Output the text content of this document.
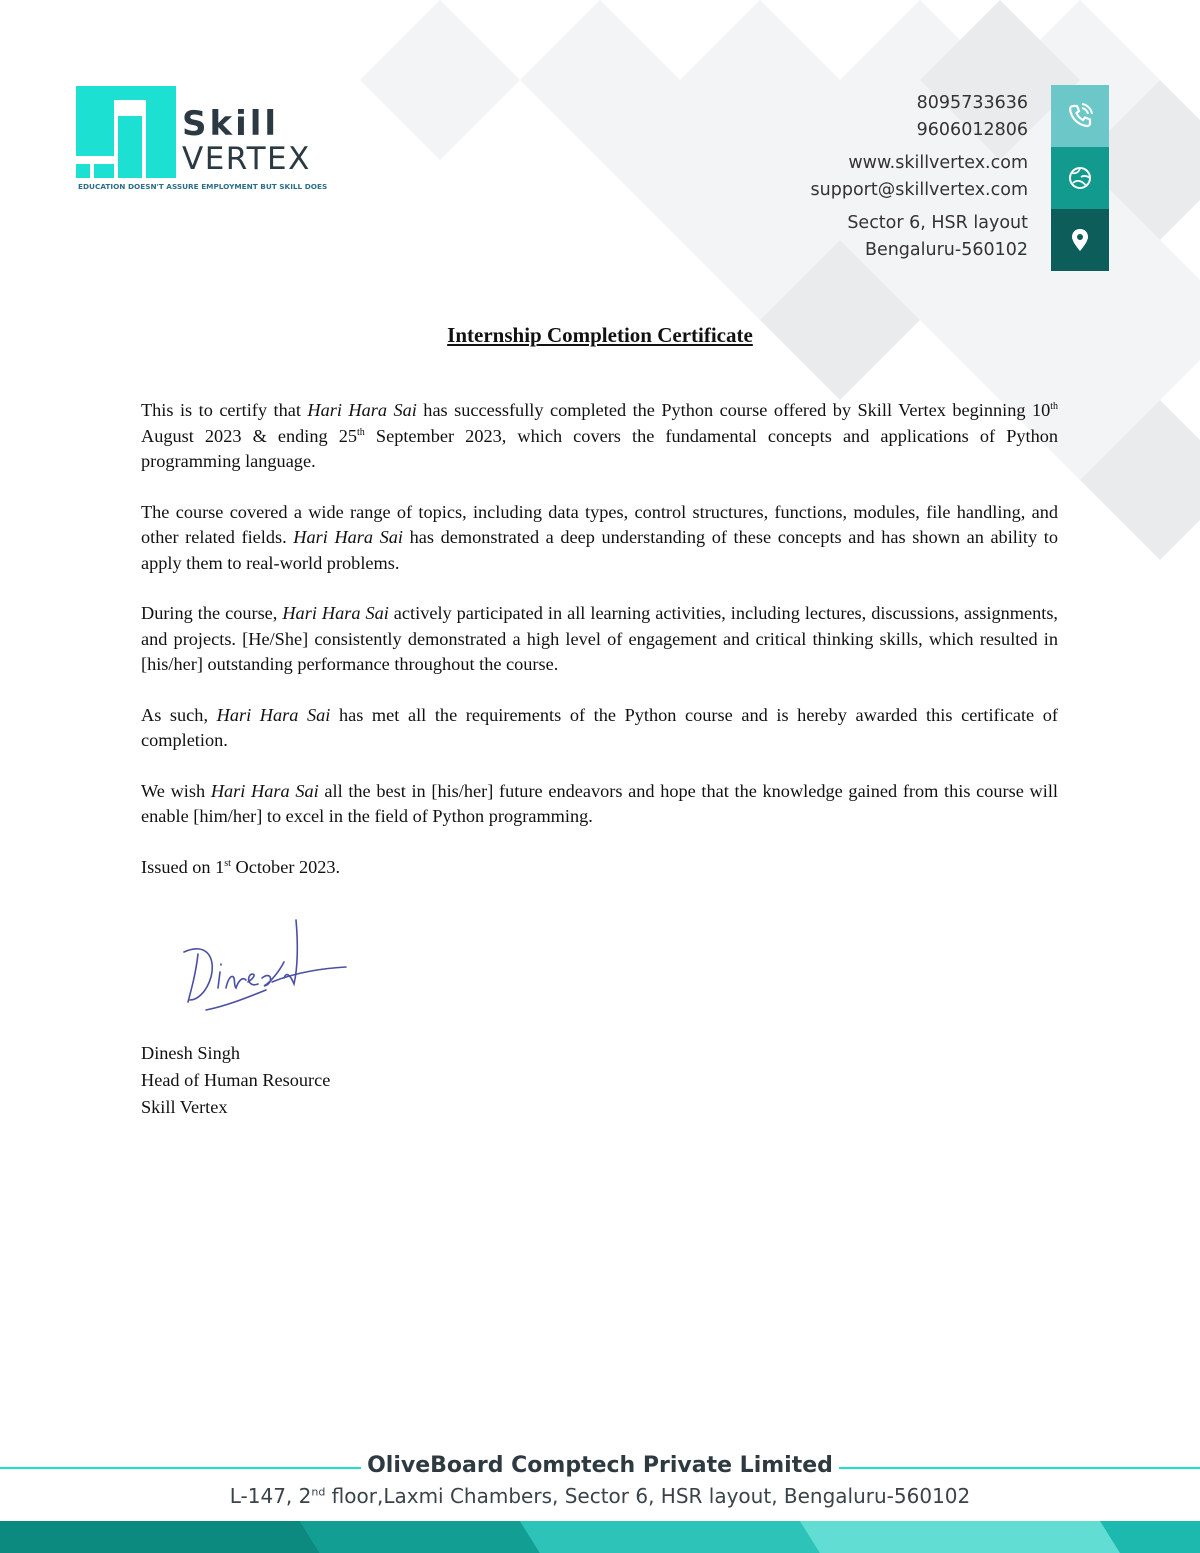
Skill
VERTEX
EDUCATION DOESN'T ASSURE EMPLOYMENT BUT SKILL DOES
8095733636
9606012806
www.skillvertex.com
support@skillvertex.com
Sector 6, HSR layout
Bengaluru-560102
Internship Completion Certificate

This is to certify that Hari Hara Sai has successfully completed the Python course offered by Skill Vertex beginning 10th August 2023 & ending 25th September 2023, which covers the fundamental concepts and applications of Python programming language.

The course covered a wide range of topics, including data types, control structures, functions, modules, file handling, and other related fields. Hari Hara Sai has demonstrated a deep understanding of these concepts and has shown an ability to apply them to real-world problems.

During the course, Hari Hara Sai actively participated in all learning activities, including lectures, discussions, assignments, and projects. [He/She] consistently demonstrated a high level of engagement and critical thinking skills, which resulted in [his/her] outstanding performance throughout the course.

As such, Hari Hara Sai has met all the requirements of the Python course and is hereby awarded this certificate of completion.

We wish Hari Hara Sai all the best in [his/her] future endeavors and hope that the knowledge gained from this course will enable [him/her] to excel in the field of Python programming.

Issued on 1st October 2023.

Dinesh Singh
Head of Human Resource
Skill Vertex
OliveBoard Comptech Private Limited
L-147, 2nd floor,Laxmi Chambers, Sector 6, HSR layout, Bengaluru-560102
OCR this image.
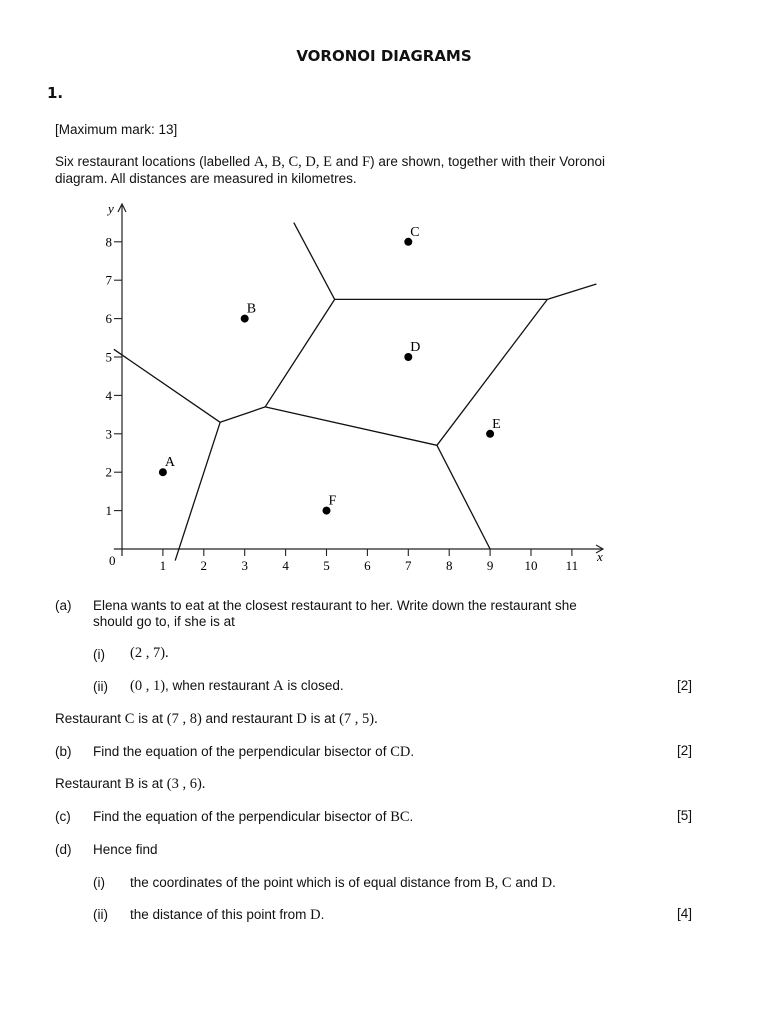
VORONOI DIAGRAMS
1.
[Maximum mark: 13]
Six restaurant locations (labelled A, B, C, D, E and F) are shown, together with their Voronoi
diagram. All distances are measured in kilometres.
x
y
0	1	2	3	4	5	6	7	8	9 10 11
1
2
3
4
5
6
7
8
A
B
C
D
E
F
(a) Elena wants to eat at the closest restaurant to her. Write down the restaurant she
should go to, if she is at
(i) (2 , 7).
(ii) (0 , 1), when restaurant A is closed.	[2]
Restaurant C is at (7 , 8) and restaurant D is at (7 , 5).
(b) Find the equation of the perpendicular bisector of CD.	[2]
Restaurant B is at (3 , 6).
(c) Find the equation of the perpendicular bisector of BC.	[5]
(d) Hence find
(i) the coordinates of the point which is of equal distance from B, C and D.
(ii) the distance of this point from D.	[4]
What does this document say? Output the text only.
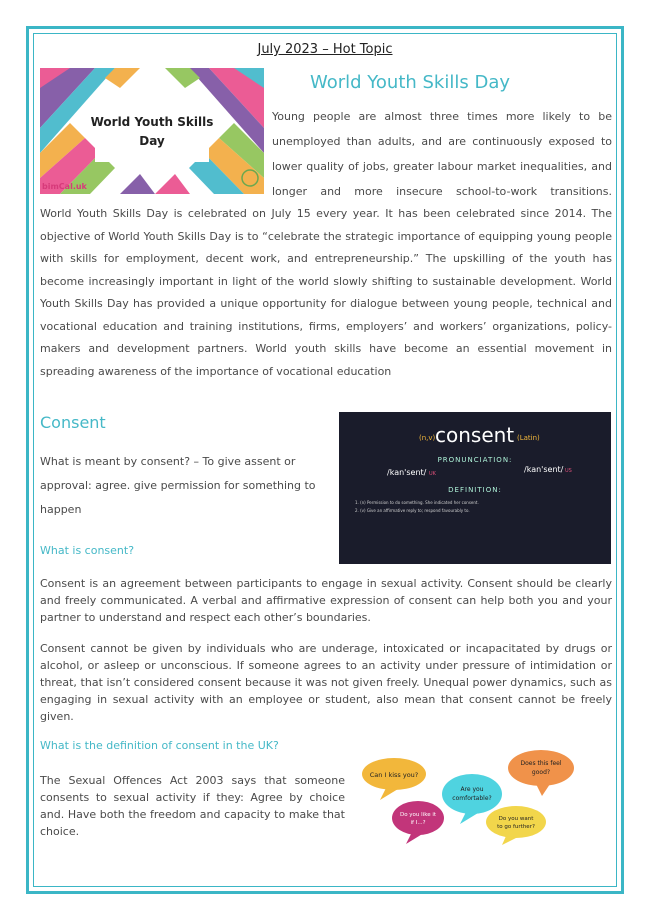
July 2023 – Hot Topic
World Youth Skills
Day
bimCal.uk
World Youth Skills Day
Young people are almost three times more likely to be unemployed than adults, and are continuously exposed to lower quality of jobs, greater labour market inequalities, and longer and more insecure school-to-work transitions.
World Youth Skills Day is celebrated on July 15 every year. It has been celebrated since 2014. The objective of World Youth Skills Day is to “celebrate the strategic importance of equipping young people with skills for employment, decent work, and entrepreneurship.” The upskilling of the youth has become increasingly important in light of the world slowly shifting to sustainable development. World Youth Skills Day has provided a unique opportunity for dialogue between young people, technical and vocational education and training institutions, firms, employers’ and workers’ organizations, policy-makers and development partners. World youth skills have become an essential movement in spreading awareness of the importance of vocational education
Consent
What is meant by consent? – To give assent or approval: agree. give permission for something to happen
(n,v) consent (Latin)
PRONUNCIATION:
/kan'sent/ UK	/kan'sent/ US
DEFINITION:
1. (n) Permission to do something. She indicated her consent.
2. (v) Give an affirmative reply to; respond favourably to.
What is consent?
Consent is an agreement between participants to engage in sexual activity. Consent should be clearly and freely communicated. A verbal and affirmative expression of consent can help both you and your partner to understand and respect each other’s boundaries.
Consent cannot be given by individuals who are underage, intoxicated or incapacitated by drugs or alcohol, or asleep or unconscious. If someone agrees to an activity under pressure of intimidation or threat, that isn’t considered consent because it was not given freely. Unequal power dynamics, such as engaging in sexual activity with an employee or student, also mean that consent cannot be freely given.
What is the definition of consent in the UK?
The Sexual Offences Act 2003 says that someone consents to sexual activity if they: Agree by choice and. Have both the freedom and capacity to make that choice.
Can I kiss you?
Are you
comfortable?
Does this feel
good?
Do you like it
if I...?
Do you want
to go further?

> _WHAT IS NEEDED_: Retype all of the entries exactly as written, leaving out any images.

> _FINISHED TASK_:
Output the text content of this document.
Skill
VERTEX
EDUCATION DOESN'T ASSURE EMPLOYMENT BUT SKILL DOES
8095733636
9606012806
www.skillvertex.com
support@skillvertex.com
Sector 6, HSR layout
Bengaluru-560102
Internship Completion Certificate

This is to certify that Hari Hara Sai has successfully completed the Python course offered by Skill Vertex beginning 10th August 2023 & ending 25th September 2023, which covers the fundamental concepts and applications of Python programming language.

The course covered a wide range of topics, including data types, control structures, functions, modules, file handling, and other related fields. Hari Hara Sai has demonstrated a deep understanding of these concepts and has shown an ability to apply them to real-world problems.

During the course, Hari Hara Sai actively participated in all learning activities, including lectures, discussions, assignments, and projects. [He/She] consistently demonstrated a high level of engagement and critical thinking skills, which resulted in [his/her] outstanding performance throughout the course.

As such, Hari Hara Sai has met all the requirements of the Python course and is hereby awarded this certificate of completion.

We wish Hari Hara Sai all the best in [his/her] future endeavors and hope that the knowledge gained from this course will enable [him/her] to excel in the field of Python programming.

Issued on 1st October 2023.

Dinesh Singh
Head of Human Resource
Skill Vertex
OliveBoard Comptech Private Limited
L-147, 2nd floor,Laxmi Chambers, Sector 6, HSR layout, Bengaluru-560102
OCR this image.
VORONOI DIAGRAMS
1.
[Maximum mark: 13]
Six restaurant locations (labelled A, B, C, D, E and F) are shown, together with their Voronoi
diagram. All distances are measured in kilometres.
x
y
0	1	2	3	4	5	6	7	8	9 10 11
1
2
3
4
5
6
7
8
A
B
C
D
E
F
(a) Elena wants to eat at the closest restaurant to her. Write down the restaurant she
should go to, if she is at
(i) (2 , 7).
(ii) (0 , 1), when restaurant A is closed.	[2]
Restaurant C is at (7 , 8) and restaurant D is at (7 , 5).
(b) Find the equation of the perpendicular bisector of CD.	[2]
Restaurant B is at (3 , 6).
(c) Find the equation of the perpendicular bisector of BC.	[5]
(d) Hence find
(i) the coordinates of the point which is of equal distance from B, C and D.
(ii) the distance of this point from D.	[4]
What does this document say? Output the text only.
July 2023 – Hot Topic
World Youth Skills
Day
bimCal.uk
World Youth Skills Day
Young people are almost three times more likely to be unemployed than adults, and are continuously exposed to lower quality of jobs, greater labour market inequalities, and longer and more insecure school-to-work transitions.
World Youth Skills Day is celebrated on July 15 every year. It has been celebrated since 2014. The objective of World Youth Skills Day is to “celebrate the strategic importance of equipping young people with skills for employment, decent work, and entrepreneurship.” The upskilling of the youth has become increasingly important in light of the world slowly shifting to sustainable development. World Youth Skills Day has provided a unique opportunity for dialogue between young people, technical and vocational education and training institutions, firms, employers’ and workers’ organizations, policy-makers and development partners. World youth skills have become an essential movement in spreading awareness of the importance of vocational education
Consent
What is meant by consent? – To give assent or approval: agree. give permission for something to happen
(n,v) consent (Latin)
PRONUNCIATION:
/kan'sent/ UK	/kan'sent/ US
DEFINITION:
1. (n) Permission to do something. She indicated her consent.
2. (v) Give an affirmative reply to; respond favourably to.
What is consent?
Consent is an agreement between participants to engage in sexual activity. Consent should be clearly and freely communicated. A verbal and affirmative expression of consent can help both you and your partner to understand and respect each other’s boundaries.
Consent cannot be given by individuals who are underage, intoxicated or incapacitated by drugs or alcohol, or asleep or unconscious. If someone agrees to an activity under pressure of intimidation or threat, that isn’t considered consent because it was not given freely. Unequal power dynamics, such as engaging in sexual activity with an employee or student, also mean that consent cannot be freely given.
What is the definition of consent in the UK?
The Sexual Offences Act 2003 says that someone consents to sexual activity if they: Agree by choice and. Have both the freedom and capacity to make that choice.
Can I kiss you?
Are you
comfortable?
Does this feel
good?
Do you like it
if I...?
Do you want
to go further?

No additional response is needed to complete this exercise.